** START **

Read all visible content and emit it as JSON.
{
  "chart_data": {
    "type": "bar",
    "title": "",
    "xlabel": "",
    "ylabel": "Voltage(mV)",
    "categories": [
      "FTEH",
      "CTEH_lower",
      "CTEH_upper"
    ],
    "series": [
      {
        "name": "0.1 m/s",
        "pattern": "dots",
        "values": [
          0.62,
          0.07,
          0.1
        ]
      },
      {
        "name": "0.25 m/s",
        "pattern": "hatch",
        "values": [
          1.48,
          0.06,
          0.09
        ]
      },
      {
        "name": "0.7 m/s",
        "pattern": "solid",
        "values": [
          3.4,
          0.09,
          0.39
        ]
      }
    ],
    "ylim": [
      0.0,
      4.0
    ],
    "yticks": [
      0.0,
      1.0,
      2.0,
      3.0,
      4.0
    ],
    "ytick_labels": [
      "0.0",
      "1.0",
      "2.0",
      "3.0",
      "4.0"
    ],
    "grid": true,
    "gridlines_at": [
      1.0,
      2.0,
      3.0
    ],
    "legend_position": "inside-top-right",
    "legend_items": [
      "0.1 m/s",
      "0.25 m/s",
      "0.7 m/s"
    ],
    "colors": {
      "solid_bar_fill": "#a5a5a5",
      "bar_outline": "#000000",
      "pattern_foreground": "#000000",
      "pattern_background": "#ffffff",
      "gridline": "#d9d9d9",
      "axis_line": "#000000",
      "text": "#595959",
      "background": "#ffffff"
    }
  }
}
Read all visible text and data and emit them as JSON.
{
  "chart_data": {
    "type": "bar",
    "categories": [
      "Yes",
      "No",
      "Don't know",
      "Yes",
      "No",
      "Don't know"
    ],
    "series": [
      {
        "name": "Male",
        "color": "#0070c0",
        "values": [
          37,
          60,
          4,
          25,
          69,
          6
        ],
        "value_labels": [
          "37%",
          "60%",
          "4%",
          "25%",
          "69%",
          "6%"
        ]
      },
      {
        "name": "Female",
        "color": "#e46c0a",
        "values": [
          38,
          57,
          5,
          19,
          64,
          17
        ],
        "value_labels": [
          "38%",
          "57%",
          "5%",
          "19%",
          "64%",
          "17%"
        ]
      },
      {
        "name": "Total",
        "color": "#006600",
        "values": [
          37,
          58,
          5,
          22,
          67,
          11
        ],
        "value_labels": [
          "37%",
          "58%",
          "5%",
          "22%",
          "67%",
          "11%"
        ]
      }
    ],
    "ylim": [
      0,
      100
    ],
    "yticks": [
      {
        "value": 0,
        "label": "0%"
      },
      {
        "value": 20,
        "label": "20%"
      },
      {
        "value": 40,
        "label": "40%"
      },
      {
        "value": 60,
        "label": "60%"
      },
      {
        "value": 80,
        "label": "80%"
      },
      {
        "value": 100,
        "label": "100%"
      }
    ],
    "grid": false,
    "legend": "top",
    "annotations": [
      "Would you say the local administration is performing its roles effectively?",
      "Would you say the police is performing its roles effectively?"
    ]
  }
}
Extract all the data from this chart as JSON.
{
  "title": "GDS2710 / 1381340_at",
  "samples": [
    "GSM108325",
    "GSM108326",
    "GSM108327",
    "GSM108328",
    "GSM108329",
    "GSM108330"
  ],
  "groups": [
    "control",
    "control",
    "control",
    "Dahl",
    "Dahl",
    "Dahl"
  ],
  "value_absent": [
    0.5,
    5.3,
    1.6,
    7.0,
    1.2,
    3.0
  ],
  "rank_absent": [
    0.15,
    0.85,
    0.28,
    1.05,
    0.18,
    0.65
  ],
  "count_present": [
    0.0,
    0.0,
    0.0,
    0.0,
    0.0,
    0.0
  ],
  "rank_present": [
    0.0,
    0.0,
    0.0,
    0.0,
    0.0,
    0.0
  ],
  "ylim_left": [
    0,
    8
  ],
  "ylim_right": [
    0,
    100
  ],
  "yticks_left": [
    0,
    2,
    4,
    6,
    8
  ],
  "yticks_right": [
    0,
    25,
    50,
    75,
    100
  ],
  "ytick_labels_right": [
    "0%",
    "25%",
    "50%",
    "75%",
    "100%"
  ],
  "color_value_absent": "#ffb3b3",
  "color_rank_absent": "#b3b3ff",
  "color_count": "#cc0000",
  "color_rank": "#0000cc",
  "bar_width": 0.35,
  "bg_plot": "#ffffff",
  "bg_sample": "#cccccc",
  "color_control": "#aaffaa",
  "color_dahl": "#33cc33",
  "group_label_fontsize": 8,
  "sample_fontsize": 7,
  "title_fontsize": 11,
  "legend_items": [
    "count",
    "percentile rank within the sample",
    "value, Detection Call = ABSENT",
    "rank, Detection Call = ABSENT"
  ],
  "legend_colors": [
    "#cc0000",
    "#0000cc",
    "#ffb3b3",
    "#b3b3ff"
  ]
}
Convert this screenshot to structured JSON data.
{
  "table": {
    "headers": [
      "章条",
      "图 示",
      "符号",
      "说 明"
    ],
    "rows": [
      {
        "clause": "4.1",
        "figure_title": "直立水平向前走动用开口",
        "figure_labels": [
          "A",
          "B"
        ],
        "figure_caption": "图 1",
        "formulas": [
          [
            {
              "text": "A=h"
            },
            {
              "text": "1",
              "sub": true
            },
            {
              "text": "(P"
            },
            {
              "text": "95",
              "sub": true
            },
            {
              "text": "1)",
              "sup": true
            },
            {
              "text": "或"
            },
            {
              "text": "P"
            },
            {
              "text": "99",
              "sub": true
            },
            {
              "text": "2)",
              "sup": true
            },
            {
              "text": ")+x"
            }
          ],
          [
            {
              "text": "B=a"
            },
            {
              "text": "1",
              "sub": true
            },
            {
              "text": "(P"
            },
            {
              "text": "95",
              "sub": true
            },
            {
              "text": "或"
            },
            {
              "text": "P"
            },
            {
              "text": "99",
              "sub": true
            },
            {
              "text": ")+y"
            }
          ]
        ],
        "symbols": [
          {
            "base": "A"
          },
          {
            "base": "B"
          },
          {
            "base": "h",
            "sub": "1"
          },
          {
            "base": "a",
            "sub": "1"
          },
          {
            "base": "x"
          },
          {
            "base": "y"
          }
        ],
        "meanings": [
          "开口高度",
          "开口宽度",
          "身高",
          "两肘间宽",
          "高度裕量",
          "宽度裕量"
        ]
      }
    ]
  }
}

** END **

Go through the preceding material and copy each line that has the word "emit".

> **The solution**:
Read all visible content and emit it as JSON.
Read all visible text and data and emit them as JSON.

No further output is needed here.